__THE INPUT__.
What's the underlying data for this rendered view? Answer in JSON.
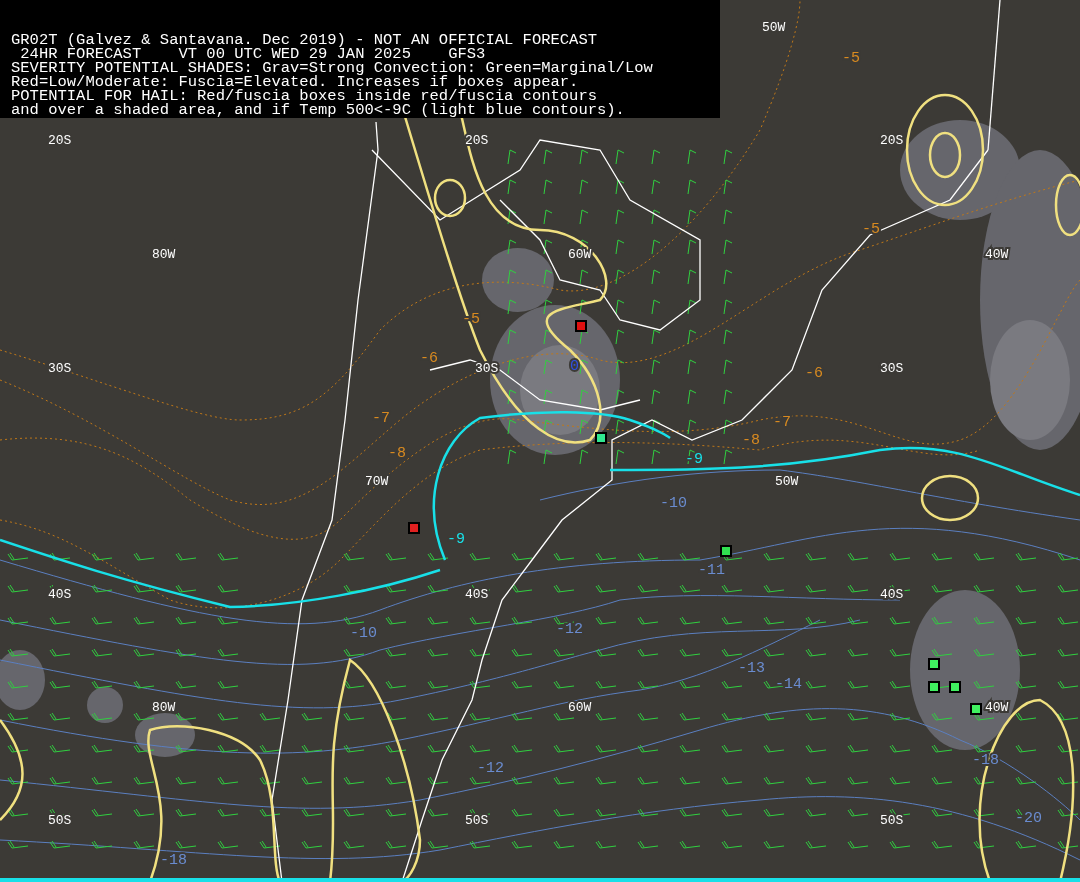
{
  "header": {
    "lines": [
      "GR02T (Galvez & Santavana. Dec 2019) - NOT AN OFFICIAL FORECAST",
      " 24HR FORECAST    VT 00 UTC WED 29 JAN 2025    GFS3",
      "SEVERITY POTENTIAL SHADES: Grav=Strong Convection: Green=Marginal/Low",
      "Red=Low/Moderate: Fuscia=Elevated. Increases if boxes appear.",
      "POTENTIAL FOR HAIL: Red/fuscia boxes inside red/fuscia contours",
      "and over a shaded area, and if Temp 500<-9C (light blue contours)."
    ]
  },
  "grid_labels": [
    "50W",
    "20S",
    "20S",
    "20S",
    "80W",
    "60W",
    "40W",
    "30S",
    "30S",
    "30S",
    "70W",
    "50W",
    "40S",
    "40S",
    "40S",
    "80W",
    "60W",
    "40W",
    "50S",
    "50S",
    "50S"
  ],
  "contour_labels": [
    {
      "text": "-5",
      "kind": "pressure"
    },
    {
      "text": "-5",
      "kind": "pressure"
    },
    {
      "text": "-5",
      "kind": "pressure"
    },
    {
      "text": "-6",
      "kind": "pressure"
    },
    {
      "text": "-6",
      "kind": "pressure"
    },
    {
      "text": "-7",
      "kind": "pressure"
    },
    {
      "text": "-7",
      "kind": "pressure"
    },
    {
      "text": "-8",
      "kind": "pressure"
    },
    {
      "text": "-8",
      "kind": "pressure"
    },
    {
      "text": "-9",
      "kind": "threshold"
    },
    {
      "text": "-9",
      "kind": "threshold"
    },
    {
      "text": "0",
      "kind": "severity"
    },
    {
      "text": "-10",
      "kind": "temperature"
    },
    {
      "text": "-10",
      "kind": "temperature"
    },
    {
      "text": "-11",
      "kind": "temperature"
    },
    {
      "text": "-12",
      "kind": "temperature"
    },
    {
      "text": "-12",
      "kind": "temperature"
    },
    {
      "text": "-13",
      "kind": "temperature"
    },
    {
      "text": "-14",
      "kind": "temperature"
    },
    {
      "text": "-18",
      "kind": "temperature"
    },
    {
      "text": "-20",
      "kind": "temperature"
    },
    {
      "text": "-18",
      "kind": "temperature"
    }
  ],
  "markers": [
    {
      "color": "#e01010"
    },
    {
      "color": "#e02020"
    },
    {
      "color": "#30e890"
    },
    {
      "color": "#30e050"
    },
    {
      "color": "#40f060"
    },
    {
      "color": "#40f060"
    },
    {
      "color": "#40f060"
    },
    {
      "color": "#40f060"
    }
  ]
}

__THE REQUEST__.
Go through the listing above and pull out each line containing the word "POTENTIAL".

__RESPONSE TO THE EXERCISE__.
      "SEVERITY POTENTIAL SHADES: Grav=Strong Convection: Green=Marginal/Low",
      "POTENTIAL FOR HAIL: Red/fuscia boxes inside red/fuscia contours",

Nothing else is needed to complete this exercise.